• Task prompt: Please retype the records below exactly, leaving out any pictures.

(Figure record listings)

/---

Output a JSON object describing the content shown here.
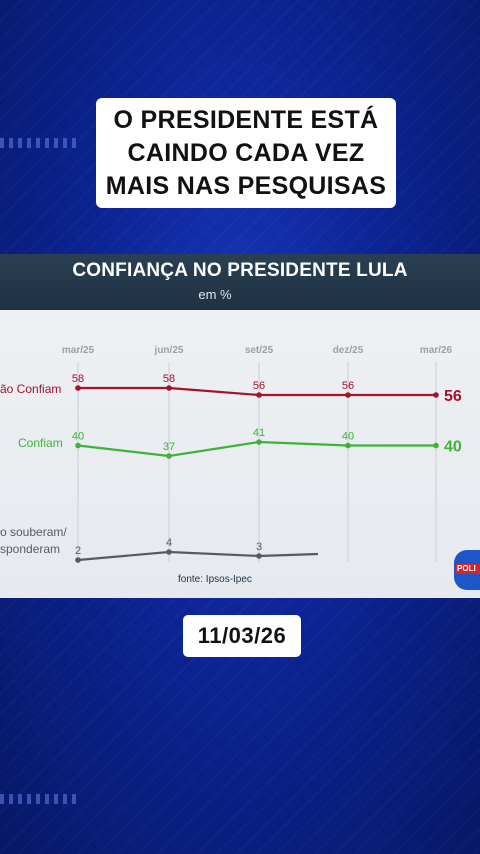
{
  "headline": {
    "text": "O PRESIDENTE ESTÁ\nCAINDO CADA VEZ\nMAIS NAS PESQUISAS"
  },
  "date_label": "11/03/26",
  "logo_text": "POLI",
  "colors": {
    "nao_confiam": "#a3132a",
    "confiam": "#3cb534",
    "nao_souberam": "#555b63",
    "background_blue": "#0c2393"
  },
  "chart_data": {
    "type": "line",
    "title": "CONFIANÇA NO PRESIDENTE LULA",
    "subtitle": "em %",
    "categories": [
      "mar/25",
      "jun/25",
      "set/25",
      "dez/25",
      "mar/26"
    ],
    "series": [
      {
        "name": "Não Confiam",
        "label_visible": "ão Confiam",
        "values": [
          58,
          58,
          56,
          56,
          56
        ],
        "final_label": "56"
      },
      {
        "name": "Confiam",
        "label_visible": "Confiam",
        "values": [
          40,
          37,
          41,
          40,
          40
        ],
        "final_label": "40"
      },
      {
        "name": "Não souberam/ Não responderam",
        "label_visible_1": "o souberam/",
        "label_visible_2": "sponderam",
        "values": [
          2,
          4,
          3,
          null,
          null
        ]
      }
    ],
    "source": "fonte: Ipsos-Ipec",
    "grid": "vertical"
  }
}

\---

• Final result:
Output a JSON object describing the content shown here.
{
  "headline": {
    "text": "O PRESIDENTE ESTÁ\nCAINDO CADA VEZ\nMAIS NAS PESQUISAS"
  },
  "date_label": "11/03/26",
  "logo_text": "POLI",
  "colors": {
    "nao_confiam": "#a3132a",
    "confiam": "#3cb534",
    "nao_souberam": "#555b63",
    "background_blue": "#0c2393"
  },
  "chart_data": {
    "type": "line",
    "title": "CONFIANÇA NO PRESIDENTE LULA",
    "subtitle": "em %",
    "categories": [
      "mar/25",
      "jun/25",
      "set/25",
      "dez/25",
      "mar/26"
    ],
    "series": [
      {
        "name": "Não Confiam",
        "label_visible": "ão Confiam",
        "values": [
          58,
          58,
          56,
          56,
          56
        ],
        "final_label": "56"
      },
      {
        "name": "Confiam",
        "label_visible": "Confiam",
        "values": [
          40,
          37,
          41,
          40,
          40
        ],
        "final_label": "40"
      },
      {
        "name": "Não souberam/ Não responderam",
        "label_visible_1": "o souberam/",
        "label_visible_2": "sponderam",
        "values": [
          2,
          4,
          3,
          null,
          null
        ]
      }
    ],
    "source": "fonte: Ipsos-Ipec",
    "grid": "vertical"
  }
}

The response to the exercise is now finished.